**Task requirements**
Copy out every record below with complete accuracy.

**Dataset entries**
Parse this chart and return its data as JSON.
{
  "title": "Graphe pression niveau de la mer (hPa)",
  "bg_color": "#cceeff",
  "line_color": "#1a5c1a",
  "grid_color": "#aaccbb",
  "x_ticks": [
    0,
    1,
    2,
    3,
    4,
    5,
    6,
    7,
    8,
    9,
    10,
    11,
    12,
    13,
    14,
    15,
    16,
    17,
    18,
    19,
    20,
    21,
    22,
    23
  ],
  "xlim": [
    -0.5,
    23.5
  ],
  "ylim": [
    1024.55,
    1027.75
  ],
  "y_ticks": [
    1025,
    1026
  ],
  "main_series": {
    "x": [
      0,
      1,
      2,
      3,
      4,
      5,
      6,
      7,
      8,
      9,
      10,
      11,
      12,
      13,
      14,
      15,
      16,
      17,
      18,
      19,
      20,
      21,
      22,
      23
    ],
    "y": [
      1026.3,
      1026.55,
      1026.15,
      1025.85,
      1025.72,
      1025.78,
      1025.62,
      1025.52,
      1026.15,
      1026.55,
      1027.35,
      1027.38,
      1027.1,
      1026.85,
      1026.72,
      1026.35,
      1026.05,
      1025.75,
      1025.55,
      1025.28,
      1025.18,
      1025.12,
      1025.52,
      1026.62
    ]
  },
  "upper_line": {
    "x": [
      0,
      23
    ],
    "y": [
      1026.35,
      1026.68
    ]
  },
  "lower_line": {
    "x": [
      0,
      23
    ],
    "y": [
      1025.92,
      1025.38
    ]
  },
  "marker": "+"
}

**Exercise answer**
Parse this chart and return its data as JSON.
{
  "title": "Graphe pression niveau de la mer (hPa)",
  "bg_color": "#cceeff",
  "line_color": "#1a5c1a",
  "grid_color": "#aaccbb",
  "x_ticks": [
    0,
    1,
    2,
    3,
    4,
    5,
    6,
    7,
    8,
    9,
    10,
    11,
    12,
    13,
    14,
    15,
    16,
    17,
    18,
    19,
    20,
    21,
    22,
    23
  ],
  "xlim": [
    -0.5,
    23.5
  ],
  "ylim": [
    1024.55,
    1027.75
  ],
  "y_ticks": [
    1025,
    1026
  ],
  "main_series": {
    "x": [
      0,
      1,
      2,
      3,
      4,
      5,
      6,
      7,
      8,
      9,
      10,
      11,
      12,
      13,
      14,
      15,
      16,
      17,
      18,
      19,
      20,
      21,
      22,
      23
    ],
    "y": [
      1026.3,
      1026.55,
      1026.15,
      1025.85,
      1025.72,
      1025.78,
      1025.62,
      1025.52,
      1026.15,
      1026.55,
      1027.35,
      1027.38,
      1027.1,
      1026.85,
      1026.72,
      1026.35,
      1026.05,
      1025.75,
      1025.55,
      1025.28,
      1025.18,
      1025.12,
      1025.52,
      1026.62
    ]
  },
  "upper_line": {
    "x": [
      0,
      23
    ],
    "y": [
      1026.35,
      1026.68
    ]
  },
  "lower_line": {
    "x": [
      0,
      23
    ],
    "y": [
      1025.92,
      1025.38
    ]
  },
  "marker": "+"
}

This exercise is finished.